(Stored entries)
============

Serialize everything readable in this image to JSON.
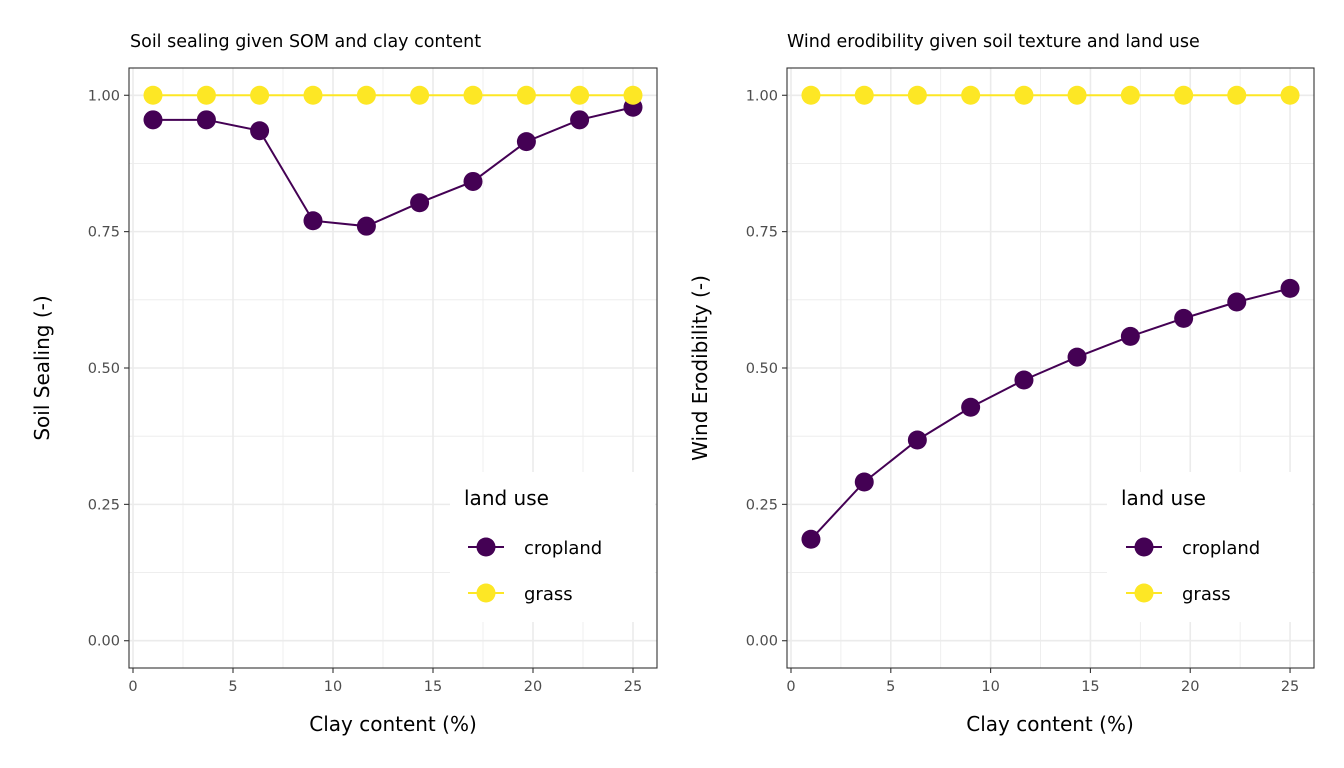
{
  "colors": {
    "cropland": "#440154",
    "grass": "#FDE725"
  },
  "chart_data": [
    {
      "type": "line",
      "title": "Soil sealing given SOM and clay content",
      "xlabel": "Clay content (%)",
      "ylabel": "Soil Sealing (-)",
      "xlim": [
        -0.2,
        26.2
      ],
      "ylim": [
        -0.05,
        1.05
      ],
      "xticks": [
        0,
        5,
        10,
        15,
        20,
        25
      ],
      "xtick_labels": [
        "0",
        "5",
        "10",
        "15",
        "20",
        "25"
      ],
      "yticks": [
        0,
        0.25,
        0.5,
        0.75,
        1.0
      ],
      "ytick_labels": [
        "0.00",
        "0.25",
        "0.50",
        "0.75",
        "1.00"
      ],
      "grid": true,
      "legend": {
        "title": "land use",
        "position": "bottom-right"
      },
      "x": [
        1,
        3.67,
        6.33,
        9,
        11.67,
        14.33,
        17,
        19.67,
        22.33,
        25
      ],
      "series": [
        {
          "name": "cropland",
          "color": "#440154",
          "values": [
            0.955,
            0.955,
            0.935,
            0.77,
            0.76,
            0.803,
            0.842,
            0.915,
            0.955,
            0.978
          ]
        },
        {
          "name": "grass",
          "color": "#FDE725",
          "values": [
            1,
            1,
            1,
            1,
            1,
            1,
            1,
            1,
            1,
            1
          ]
        }
      ]
    },
    {
      "type": "line",
      "title": "Wind erodibility given soil texture and land use",
      "xlabel": "Clay content (%)",
      "ylabel": "Wind Erodibility (-)",
      "xlim": [
        -0.2,
        26.2
      ],
      "ylim": [
        -0.05,
        1.05
      ],
      "xticks": [
        0,
        5,
        10,
        15,
        20,
        25
      ],
      "xtick_labels": [
        "0",
        "5",
        "10",
        "15",
        "20",
        "25"
      ],
      "yticks": [
        0,
        0.25,
        0.5,
        0.75,
        1.0
      ],
      "ytick_labels": [
        "0.00",
        "0.25",
        "0.50",
        "0.75",
        "1.00"
      ],
      "grid": true,
      "legend": {
        "title": "land use",
        "position": "bottom-right"
      },
      "x": [
        1,
        3.67,
        6.33,
        9,
        11.67,
        14.33,
        17,
        19.67,
        22.33,
        25
      ],
      "series": [
        {
          "name": "cropland",
          "color": "#440154",
          "values": [
            0.186,
            0.291,
            0.368,
            0.428,
            0.478,
            0.52,
            0.558,
            0.591,
            0.621,
            0.646
          ]
        },
        {
          "name": "grass",
          "color": "#FDE725",
          "values": [
            1,
            1,
            1,
            1,
            1,
            1,
            1,
            1,
            1,
            1
          ]
        }
      ]
    }
  ]
}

============

[STATED PROBLEM]:
Tally the lines of the listing in which the word "ylabel" occurs, and state the total alone.

[WRITTEN RESPONSE]:
2